● Written problem
Where a line holds "把一个长", copy it.

● Record extracts
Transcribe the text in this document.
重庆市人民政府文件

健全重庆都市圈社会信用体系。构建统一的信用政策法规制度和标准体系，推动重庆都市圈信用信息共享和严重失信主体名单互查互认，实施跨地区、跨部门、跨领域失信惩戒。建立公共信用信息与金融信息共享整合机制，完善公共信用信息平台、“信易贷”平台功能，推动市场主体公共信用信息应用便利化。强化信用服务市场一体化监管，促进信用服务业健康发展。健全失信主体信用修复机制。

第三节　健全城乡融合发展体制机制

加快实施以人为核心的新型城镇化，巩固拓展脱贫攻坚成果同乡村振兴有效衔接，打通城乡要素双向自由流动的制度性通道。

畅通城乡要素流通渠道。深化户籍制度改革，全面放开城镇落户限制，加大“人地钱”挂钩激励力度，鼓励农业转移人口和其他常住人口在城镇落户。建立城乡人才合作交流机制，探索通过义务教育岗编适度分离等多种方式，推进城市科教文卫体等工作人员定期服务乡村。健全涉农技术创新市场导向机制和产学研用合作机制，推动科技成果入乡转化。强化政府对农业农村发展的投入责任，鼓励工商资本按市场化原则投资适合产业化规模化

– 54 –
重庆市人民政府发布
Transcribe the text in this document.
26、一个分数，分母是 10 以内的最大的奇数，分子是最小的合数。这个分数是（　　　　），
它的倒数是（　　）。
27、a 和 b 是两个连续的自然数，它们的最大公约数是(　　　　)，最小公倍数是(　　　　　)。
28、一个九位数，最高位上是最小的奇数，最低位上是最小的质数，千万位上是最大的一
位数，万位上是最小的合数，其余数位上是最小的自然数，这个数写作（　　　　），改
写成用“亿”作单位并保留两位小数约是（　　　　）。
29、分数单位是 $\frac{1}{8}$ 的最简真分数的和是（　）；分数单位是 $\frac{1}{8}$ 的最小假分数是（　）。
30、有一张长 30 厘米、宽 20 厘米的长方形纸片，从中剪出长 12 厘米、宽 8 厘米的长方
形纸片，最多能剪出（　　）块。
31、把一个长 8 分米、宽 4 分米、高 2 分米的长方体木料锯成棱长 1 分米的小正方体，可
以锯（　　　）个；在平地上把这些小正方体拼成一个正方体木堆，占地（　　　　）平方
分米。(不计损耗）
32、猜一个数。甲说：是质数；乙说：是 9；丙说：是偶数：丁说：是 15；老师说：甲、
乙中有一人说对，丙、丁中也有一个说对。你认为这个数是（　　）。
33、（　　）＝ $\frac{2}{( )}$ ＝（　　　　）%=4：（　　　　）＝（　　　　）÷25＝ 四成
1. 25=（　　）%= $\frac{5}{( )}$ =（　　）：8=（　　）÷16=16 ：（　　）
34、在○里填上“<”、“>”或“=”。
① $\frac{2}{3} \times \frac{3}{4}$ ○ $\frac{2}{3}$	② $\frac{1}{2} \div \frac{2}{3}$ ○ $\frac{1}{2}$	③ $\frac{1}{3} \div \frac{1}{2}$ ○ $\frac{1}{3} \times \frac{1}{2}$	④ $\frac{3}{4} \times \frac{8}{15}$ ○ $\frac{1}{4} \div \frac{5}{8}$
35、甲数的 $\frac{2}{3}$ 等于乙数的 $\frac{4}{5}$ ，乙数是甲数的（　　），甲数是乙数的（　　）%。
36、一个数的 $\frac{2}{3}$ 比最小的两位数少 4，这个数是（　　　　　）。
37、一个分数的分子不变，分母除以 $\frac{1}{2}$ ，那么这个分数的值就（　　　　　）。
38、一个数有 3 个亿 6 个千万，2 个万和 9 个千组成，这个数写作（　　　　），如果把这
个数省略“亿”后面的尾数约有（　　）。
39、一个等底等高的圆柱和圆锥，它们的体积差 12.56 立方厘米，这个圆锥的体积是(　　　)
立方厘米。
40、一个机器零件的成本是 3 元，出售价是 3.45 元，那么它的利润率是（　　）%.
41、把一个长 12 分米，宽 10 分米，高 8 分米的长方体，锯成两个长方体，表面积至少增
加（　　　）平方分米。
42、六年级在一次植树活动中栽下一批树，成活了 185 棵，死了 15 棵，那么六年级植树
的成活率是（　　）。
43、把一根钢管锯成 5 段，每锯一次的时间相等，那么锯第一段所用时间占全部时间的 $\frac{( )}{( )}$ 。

● Solution to the problem
31、把一个长 8 分米、宽 4 分米、高 2 分米的长方体木料锯成棱长 1 分米的小正方体，可
41、把一个长 12 分米，宽 10 分米，高 8 分米的长方体，锯成两个长方体，表面积至少增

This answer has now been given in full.